● **Task to complete**
Copy each line that contains the word "conique".

========

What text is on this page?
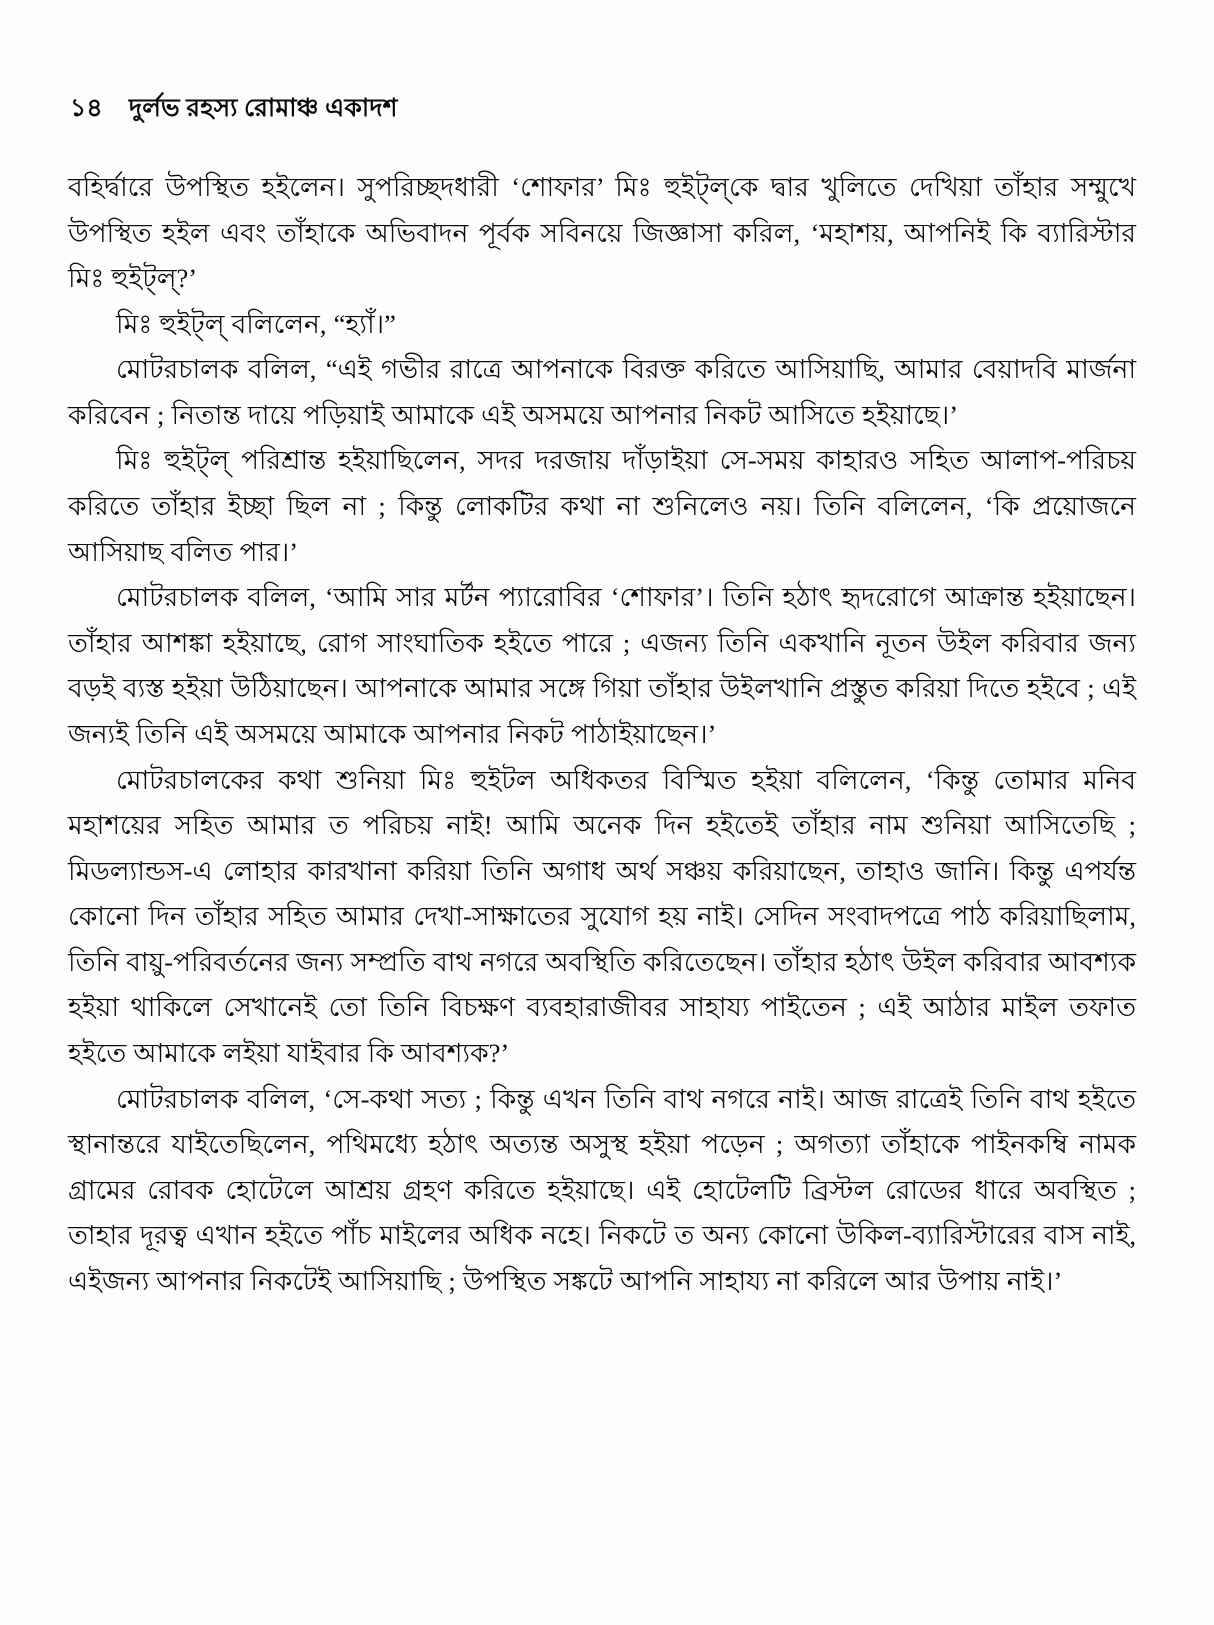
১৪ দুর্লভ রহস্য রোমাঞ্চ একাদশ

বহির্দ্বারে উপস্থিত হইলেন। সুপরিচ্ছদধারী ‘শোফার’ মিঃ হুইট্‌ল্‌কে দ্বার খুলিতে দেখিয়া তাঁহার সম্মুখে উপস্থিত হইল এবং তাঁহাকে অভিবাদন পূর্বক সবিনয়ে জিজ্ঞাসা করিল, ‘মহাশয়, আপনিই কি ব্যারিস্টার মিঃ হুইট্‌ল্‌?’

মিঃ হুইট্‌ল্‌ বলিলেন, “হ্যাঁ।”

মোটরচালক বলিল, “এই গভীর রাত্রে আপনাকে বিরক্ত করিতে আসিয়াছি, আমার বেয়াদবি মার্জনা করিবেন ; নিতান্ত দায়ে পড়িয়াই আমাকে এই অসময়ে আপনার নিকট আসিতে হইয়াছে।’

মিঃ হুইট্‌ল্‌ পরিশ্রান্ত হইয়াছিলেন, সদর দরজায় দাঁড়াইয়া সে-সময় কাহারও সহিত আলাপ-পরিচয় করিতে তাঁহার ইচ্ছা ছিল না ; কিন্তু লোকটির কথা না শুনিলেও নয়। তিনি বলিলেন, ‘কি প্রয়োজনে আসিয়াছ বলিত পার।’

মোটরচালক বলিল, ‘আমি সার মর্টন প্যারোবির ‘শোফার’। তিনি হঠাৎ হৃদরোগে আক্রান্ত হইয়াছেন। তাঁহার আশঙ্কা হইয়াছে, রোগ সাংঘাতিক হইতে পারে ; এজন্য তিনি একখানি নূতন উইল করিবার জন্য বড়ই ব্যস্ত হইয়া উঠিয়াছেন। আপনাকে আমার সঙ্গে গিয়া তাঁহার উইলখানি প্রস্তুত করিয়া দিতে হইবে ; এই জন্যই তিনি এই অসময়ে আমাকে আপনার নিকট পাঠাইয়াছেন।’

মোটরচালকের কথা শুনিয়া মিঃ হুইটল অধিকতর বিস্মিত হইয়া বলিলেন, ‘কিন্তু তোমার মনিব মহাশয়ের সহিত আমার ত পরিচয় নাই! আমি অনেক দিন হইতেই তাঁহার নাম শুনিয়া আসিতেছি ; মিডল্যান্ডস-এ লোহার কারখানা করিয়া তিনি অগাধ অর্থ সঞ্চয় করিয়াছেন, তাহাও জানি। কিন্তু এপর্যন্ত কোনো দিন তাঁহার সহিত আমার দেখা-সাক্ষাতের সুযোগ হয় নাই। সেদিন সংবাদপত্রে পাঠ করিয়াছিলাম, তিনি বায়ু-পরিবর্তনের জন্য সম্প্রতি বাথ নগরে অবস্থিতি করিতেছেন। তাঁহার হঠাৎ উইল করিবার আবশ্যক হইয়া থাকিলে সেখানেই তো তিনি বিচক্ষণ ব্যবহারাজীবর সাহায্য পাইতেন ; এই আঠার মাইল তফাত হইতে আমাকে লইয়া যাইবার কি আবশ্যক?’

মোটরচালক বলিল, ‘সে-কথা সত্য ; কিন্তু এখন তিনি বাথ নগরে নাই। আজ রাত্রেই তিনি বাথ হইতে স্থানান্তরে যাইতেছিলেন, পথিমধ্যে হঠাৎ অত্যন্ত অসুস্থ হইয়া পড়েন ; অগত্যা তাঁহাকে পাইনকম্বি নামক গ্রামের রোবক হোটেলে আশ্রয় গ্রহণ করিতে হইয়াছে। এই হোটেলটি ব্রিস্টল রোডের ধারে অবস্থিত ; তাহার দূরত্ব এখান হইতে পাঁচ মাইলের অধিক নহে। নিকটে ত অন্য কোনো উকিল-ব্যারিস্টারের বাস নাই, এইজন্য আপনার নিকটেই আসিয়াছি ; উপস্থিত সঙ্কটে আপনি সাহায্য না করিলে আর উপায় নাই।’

========

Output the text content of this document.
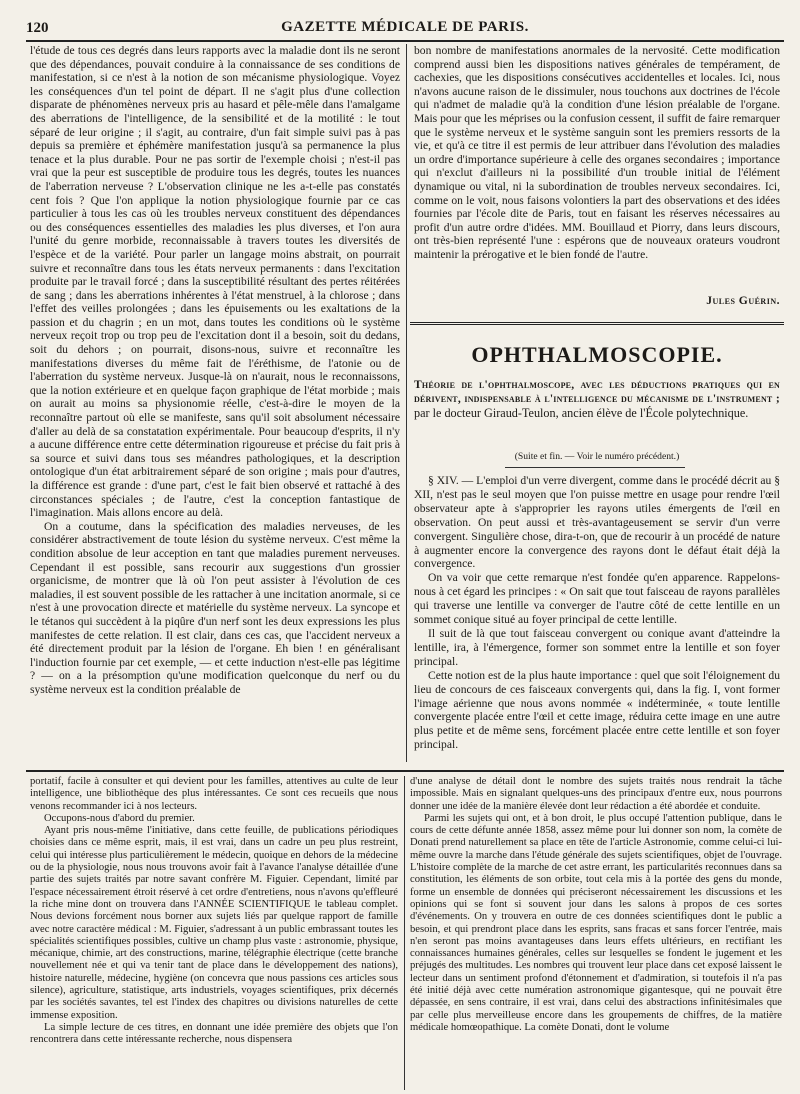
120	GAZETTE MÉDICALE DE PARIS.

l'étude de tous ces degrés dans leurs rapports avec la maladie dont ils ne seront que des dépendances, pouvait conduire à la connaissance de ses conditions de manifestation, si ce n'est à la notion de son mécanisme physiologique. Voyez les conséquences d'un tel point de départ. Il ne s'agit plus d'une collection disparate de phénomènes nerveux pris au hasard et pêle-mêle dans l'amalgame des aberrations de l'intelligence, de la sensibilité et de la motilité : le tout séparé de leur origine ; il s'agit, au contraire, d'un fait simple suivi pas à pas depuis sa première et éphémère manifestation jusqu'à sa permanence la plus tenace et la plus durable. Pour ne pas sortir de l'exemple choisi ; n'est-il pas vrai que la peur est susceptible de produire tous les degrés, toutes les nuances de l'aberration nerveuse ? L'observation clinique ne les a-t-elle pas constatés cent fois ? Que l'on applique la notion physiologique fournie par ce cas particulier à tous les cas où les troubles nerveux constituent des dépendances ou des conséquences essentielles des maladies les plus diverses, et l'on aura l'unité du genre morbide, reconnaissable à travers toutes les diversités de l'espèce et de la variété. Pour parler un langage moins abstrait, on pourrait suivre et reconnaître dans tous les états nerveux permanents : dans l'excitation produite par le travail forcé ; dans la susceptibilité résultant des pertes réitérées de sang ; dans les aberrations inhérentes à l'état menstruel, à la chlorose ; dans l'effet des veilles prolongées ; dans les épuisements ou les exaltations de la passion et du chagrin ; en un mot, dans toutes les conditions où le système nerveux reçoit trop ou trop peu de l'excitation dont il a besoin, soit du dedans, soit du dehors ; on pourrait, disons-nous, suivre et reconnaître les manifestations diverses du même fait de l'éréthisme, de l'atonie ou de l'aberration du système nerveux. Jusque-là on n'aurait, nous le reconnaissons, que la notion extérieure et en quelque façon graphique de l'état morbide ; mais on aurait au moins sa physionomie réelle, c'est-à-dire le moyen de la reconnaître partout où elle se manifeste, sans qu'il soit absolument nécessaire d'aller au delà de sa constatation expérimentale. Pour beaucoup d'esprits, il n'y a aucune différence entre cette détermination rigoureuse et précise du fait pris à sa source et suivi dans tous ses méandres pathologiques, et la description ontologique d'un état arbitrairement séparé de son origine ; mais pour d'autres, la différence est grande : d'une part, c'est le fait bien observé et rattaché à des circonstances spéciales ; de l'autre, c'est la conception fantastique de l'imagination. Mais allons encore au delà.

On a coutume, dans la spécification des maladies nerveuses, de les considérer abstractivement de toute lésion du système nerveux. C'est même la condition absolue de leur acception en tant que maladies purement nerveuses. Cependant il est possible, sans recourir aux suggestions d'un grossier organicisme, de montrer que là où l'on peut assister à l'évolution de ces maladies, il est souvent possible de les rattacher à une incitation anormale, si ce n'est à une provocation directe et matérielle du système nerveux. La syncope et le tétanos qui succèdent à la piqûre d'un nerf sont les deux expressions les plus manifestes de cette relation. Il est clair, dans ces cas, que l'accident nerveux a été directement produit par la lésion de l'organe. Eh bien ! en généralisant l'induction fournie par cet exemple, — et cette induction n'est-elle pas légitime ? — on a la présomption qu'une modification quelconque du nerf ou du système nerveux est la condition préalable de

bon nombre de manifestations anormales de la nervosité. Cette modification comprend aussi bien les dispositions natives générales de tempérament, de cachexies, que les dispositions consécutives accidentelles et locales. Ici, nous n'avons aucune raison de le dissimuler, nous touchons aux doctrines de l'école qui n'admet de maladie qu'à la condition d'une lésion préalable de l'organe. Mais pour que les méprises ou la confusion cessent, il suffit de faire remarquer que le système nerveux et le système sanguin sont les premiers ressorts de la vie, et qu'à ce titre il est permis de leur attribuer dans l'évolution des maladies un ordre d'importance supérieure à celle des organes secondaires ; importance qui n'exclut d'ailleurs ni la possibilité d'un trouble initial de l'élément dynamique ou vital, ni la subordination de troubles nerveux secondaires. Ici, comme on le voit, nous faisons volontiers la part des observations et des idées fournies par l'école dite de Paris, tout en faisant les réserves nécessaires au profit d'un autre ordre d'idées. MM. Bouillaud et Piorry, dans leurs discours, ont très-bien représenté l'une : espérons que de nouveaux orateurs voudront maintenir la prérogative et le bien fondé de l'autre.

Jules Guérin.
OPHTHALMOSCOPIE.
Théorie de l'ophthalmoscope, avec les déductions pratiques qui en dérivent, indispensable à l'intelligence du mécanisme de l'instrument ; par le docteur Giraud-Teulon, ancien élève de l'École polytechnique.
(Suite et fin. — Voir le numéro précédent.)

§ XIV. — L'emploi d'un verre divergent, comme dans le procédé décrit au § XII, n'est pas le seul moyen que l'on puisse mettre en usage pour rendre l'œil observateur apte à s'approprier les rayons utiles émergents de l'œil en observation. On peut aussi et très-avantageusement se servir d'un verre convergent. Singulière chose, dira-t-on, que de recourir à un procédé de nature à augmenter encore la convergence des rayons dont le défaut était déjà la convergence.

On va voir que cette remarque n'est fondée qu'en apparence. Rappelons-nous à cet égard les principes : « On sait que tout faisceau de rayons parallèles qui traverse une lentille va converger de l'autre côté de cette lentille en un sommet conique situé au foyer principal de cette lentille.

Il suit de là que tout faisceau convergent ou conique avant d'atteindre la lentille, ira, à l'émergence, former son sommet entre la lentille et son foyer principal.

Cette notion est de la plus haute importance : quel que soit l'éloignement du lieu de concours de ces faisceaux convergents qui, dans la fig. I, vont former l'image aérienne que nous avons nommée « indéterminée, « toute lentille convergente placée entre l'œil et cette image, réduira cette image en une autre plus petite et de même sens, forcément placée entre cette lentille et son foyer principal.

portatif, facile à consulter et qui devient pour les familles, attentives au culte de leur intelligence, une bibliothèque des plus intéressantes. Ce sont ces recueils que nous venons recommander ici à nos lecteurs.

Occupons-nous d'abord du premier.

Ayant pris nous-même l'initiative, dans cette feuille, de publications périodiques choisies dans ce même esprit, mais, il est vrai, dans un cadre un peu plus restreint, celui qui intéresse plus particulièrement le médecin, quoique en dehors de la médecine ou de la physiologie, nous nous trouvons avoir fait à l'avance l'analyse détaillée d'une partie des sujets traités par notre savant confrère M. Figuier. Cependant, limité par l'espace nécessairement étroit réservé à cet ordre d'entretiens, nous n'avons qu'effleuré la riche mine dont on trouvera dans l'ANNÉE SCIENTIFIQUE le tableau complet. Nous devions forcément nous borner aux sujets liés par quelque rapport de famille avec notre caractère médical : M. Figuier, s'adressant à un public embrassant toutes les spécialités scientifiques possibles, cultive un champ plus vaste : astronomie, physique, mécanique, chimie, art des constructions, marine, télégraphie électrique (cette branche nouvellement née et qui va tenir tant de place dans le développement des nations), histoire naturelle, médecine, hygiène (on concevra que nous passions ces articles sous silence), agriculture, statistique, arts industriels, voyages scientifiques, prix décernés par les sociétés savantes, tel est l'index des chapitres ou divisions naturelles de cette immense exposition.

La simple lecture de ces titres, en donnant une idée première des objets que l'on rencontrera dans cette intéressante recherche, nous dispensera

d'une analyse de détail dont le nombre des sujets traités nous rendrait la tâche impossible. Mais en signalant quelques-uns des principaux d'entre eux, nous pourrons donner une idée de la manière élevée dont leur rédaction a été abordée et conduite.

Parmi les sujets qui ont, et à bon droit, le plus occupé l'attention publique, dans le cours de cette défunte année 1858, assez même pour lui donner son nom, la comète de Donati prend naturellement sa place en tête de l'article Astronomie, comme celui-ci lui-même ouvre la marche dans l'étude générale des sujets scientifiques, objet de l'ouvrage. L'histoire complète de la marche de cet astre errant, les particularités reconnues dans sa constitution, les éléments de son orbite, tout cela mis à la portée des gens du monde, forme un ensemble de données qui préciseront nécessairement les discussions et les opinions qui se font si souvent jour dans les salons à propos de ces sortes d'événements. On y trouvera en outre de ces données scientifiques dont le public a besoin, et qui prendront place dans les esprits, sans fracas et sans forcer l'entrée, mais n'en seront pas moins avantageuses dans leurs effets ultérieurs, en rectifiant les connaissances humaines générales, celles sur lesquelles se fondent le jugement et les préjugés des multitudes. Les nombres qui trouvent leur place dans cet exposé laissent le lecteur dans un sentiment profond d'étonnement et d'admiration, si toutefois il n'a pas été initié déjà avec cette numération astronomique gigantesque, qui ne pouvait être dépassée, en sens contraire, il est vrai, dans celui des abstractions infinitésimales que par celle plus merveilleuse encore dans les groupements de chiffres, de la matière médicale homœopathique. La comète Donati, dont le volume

========

● **Output of the exercise**
On va voir que cette remarque n'est fondée qu'en apparence. Rappelons-nous à cet égard les principes : « On sait que tout faisceau de rayons parallèles qui traverse une lentille va converger de l'autre côté de cette lentille en un sommet conique situé au foyer principal de cette lentille.
Il suit de là que tout faisceau convergent ou conique avant d'atteindre la lentille, ira, à l'émergence, former son sommet entre la lentille et son foyer principal.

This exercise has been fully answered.